[Figure contents as structured data]
+ + + +

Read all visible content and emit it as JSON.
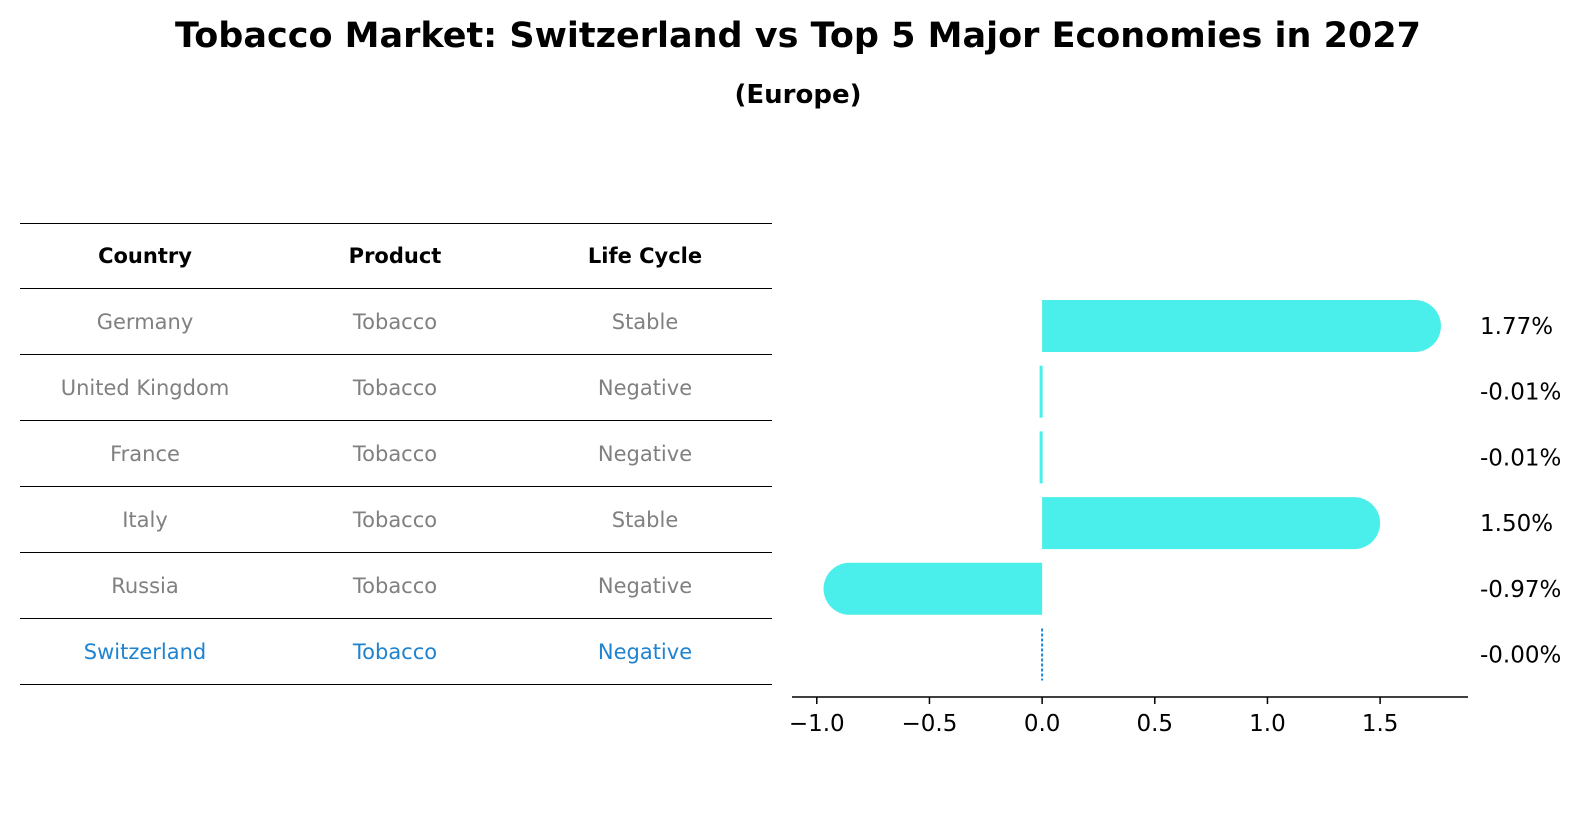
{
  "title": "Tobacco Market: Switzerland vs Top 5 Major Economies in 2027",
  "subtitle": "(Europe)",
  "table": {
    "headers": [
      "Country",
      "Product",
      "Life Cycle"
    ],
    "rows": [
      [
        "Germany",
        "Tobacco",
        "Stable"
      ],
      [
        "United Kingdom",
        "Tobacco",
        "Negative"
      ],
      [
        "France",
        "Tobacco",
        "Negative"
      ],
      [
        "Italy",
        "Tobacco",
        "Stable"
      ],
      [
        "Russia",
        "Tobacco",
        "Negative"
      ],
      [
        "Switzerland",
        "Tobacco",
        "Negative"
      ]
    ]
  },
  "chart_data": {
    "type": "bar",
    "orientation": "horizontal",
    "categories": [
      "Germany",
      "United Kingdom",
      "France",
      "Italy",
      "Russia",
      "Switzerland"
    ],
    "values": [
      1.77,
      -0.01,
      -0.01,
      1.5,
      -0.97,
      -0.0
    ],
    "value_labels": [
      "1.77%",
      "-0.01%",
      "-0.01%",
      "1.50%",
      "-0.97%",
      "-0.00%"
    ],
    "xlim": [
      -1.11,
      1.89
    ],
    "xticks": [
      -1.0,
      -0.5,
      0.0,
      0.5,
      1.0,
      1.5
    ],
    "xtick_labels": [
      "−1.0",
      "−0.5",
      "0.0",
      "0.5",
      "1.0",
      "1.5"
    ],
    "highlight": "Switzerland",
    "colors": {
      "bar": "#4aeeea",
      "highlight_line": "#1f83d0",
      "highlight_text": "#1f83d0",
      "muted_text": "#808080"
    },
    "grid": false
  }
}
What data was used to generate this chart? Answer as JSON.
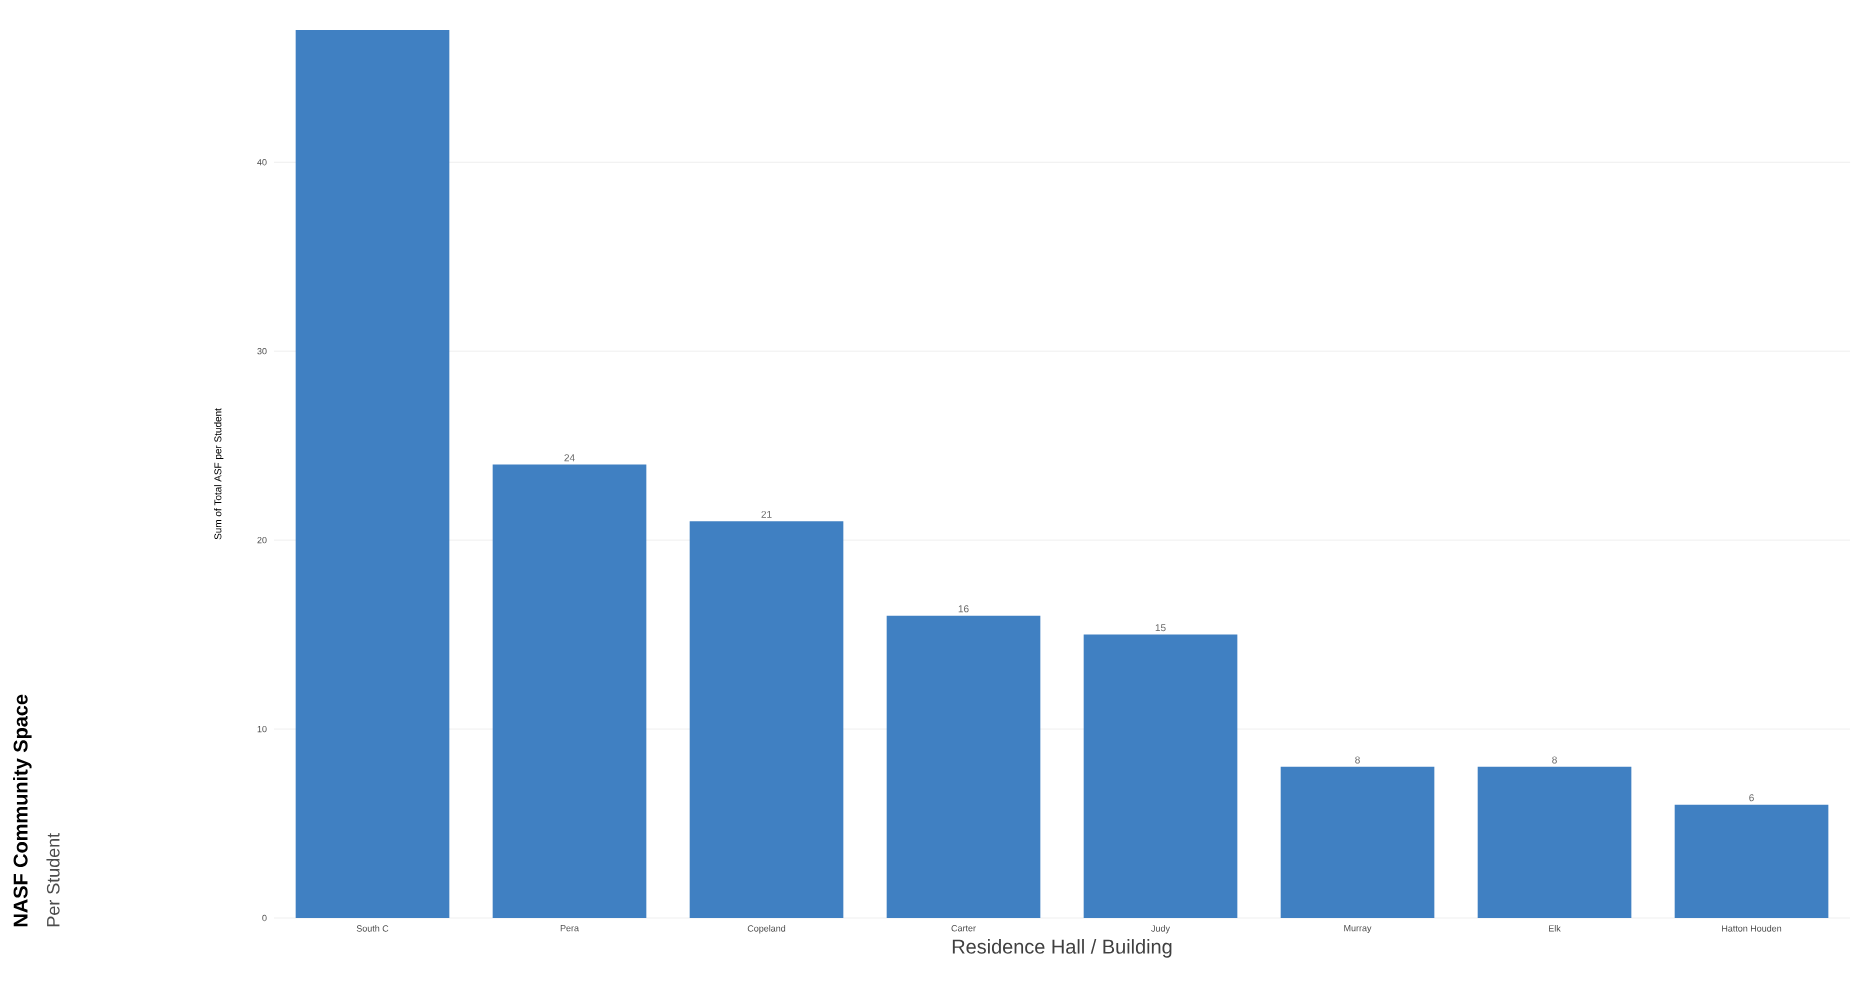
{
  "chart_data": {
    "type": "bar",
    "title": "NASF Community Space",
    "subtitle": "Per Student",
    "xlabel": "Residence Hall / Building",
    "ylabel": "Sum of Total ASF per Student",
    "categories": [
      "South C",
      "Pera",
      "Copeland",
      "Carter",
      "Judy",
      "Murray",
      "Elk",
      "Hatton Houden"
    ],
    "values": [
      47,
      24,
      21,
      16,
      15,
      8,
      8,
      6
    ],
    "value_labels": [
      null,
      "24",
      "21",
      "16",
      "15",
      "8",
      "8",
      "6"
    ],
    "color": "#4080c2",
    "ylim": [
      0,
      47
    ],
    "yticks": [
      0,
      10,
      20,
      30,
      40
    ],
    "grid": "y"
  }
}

+ + + +

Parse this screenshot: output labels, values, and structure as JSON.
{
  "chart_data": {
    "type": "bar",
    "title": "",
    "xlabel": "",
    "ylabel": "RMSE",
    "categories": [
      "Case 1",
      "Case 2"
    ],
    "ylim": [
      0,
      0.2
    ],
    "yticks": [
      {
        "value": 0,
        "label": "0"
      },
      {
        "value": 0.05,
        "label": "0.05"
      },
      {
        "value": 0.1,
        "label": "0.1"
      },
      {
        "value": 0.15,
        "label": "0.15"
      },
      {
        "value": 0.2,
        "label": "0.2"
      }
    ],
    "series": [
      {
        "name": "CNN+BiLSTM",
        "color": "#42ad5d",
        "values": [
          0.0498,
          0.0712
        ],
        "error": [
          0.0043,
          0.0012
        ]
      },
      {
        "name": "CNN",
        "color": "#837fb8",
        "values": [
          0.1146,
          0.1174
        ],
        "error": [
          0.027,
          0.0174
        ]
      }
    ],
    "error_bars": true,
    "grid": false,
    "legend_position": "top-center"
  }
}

+ + + +

§ TASK GOAL:
Pick out the lines containing the string "subtitle" and show them.

§ RESULT:
  "subtitle": "(Europe)",
    "subtitle": "Per Student",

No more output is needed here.